Stored records
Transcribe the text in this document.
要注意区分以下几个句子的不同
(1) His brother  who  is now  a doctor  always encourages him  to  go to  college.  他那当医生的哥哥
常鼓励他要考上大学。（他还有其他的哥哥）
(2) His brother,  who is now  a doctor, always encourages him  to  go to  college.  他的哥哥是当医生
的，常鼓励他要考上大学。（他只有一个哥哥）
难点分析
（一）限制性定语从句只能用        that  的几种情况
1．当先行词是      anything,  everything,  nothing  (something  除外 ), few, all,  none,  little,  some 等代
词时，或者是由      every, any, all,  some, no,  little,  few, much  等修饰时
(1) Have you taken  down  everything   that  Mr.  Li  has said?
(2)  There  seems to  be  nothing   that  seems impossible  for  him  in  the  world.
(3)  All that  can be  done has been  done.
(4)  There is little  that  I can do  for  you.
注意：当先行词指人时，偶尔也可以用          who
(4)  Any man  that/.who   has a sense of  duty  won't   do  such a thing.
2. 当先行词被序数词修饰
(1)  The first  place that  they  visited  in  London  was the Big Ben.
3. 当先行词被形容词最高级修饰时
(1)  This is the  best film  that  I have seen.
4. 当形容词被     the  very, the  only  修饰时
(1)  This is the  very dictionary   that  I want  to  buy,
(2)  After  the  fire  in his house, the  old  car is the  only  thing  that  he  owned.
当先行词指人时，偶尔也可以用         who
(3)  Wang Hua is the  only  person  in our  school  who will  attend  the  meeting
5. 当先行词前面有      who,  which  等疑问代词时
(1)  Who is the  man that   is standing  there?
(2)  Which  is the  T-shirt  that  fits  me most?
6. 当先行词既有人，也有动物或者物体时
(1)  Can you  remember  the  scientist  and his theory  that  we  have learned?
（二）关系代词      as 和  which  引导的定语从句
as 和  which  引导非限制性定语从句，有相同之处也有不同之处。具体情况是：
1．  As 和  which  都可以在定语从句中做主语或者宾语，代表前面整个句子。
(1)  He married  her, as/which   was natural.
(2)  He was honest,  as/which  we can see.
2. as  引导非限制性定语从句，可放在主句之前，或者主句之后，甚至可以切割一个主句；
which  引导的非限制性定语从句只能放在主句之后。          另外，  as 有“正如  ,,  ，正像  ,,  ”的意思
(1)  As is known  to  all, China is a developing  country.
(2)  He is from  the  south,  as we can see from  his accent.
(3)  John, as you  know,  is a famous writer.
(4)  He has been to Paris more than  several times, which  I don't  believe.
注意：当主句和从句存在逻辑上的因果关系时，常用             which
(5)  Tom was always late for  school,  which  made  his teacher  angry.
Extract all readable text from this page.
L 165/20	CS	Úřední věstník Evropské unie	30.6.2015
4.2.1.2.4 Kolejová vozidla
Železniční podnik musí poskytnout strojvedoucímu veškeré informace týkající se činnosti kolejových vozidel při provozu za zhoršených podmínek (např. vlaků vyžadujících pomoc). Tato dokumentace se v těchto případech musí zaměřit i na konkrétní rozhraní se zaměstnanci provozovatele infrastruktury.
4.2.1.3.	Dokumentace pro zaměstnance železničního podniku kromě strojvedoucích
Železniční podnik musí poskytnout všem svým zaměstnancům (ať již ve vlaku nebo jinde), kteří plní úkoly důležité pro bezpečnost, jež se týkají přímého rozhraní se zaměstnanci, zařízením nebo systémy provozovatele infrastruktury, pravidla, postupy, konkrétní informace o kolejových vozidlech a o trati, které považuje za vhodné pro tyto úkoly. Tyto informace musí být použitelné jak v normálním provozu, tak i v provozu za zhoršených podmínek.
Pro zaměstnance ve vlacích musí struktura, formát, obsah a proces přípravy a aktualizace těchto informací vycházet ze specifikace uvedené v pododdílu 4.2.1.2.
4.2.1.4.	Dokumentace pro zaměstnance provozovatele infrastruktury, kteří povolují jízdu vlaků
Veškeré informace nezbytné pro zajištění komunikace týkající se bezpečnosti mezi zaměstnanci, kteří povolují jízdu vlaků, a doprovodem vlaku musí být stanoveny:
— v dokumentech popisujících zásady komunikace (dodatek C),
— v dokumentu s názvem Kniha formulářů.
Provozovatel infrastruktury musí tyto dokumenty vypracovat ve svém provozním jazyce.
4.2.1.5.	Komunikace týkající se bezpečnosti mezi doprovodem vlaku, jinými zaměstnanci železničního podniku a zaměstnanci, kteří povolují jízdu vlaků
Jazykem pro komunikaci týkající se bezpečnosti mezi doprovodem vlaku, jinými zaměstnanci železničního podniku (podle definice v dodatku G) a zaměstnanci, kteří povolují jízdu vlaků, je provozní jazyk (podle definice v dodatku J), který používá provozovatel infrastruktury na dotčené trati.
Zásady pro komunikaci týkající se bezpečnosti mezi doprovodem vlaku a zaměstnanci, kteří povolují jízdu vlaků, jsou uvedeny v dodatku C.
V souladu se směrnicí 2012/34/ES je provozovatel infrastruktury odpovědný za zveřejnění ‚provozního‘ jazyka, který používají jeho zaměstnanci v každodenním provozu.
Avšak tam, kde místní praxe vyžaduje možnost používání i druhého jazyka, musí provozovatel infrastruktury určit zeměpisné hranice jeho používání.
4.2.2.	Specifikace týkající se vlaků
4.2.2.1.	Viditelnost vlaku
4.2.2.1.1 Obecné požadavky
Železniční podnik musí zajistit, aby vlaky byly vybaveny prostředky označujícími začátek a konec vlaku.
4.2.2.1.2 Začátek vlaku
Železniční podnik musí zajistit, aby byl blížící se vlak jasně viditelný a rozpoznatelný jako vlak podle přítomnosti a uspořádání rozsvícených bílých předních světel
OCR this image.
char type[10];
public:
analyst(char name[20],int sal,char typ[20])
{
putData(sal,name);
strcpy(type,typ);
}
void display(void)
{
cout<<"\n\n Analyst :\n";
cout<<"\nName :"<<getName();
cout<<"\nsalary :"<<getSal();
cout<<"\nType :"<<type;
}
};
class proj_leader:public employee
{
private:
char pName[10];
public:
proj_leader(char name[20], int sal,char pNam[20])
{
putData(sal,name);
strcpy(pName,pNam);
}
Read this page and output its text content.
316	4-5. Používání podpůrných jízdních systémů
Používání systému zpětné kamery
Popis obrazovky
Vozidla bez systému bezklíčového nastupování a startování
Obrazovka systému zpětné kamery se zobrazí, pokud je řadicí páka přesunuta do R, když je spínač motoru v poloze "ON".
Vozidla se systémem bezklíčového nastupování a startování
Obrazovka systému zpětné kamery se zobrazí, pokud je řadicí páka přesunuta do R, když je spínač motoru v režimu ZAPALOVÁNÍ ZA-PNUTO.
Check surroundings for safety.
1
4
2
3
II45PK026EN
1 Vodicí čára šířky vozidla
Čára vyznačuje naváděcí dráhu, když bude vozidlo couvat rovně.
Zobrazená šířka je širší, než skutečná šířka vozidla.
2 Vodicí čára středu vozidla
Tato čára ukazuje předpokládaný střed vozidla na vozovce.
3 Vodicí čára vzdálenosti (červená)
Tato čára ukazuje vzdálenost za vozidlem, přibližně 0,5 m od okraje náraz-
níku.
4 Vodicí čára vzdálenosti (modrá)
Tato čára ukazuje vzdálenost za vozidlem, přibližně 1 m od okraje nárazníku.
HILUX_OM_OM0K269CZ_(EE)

# SHORT PROBLEM:
Reproduce, exactly and with nothing added, the lines from the one that includes "Read this page and output its text content." through the last line of the material.

# SOLUTION TO THIS TASK:
Read this page and output its text content.
316	4-5. Používání podpůrných jízdních systémů
Používání systému zpětné kamery
Popis obrazovky
Vozidla bez systému bezklíčového nastupování a startování
Obrazovka systému zpětné kamery se zobrazí, pokud je řadicí páka přesunuta do R, když je spínač motoru v poloze "ON".
Vozidla se systémem bezklíčového nastupování a startování
Obrazovka systému zpětné kamery se zobrazí, pokud je řadicí páka přesunuta do R, když je spínač motoru v režimu ZAPALOVÁNÍ ZA-PNUTO.
Check surroundings for safety.
1
4
2
3
II45PK026EN
1 Vodicí čára šířky vozidla
Čára vyznačuje naváděcí dráhu, když bude vozidlo couvat rovně.
Zobrazená šířka je širší, než skutečná šířka vozidla.
2 Vodicí čára středu vozidla
Tato čára ukazuje předpokládaný střed vozidla na vozovce.
3 Vodicí čára vzdálenosti (červená)
Tato čára ukazuje vzdálenost za vozidlem, přibližně 0,5 m od okraje náraz-
níku.
4 Vodicí čára vzdálenosti (modrá)
Tato čára ukazuje vzdálenost za vozidlem, přibližně 1 m od okraje nárazníku.
HILUX_OM_OM0K269CZ_(EE)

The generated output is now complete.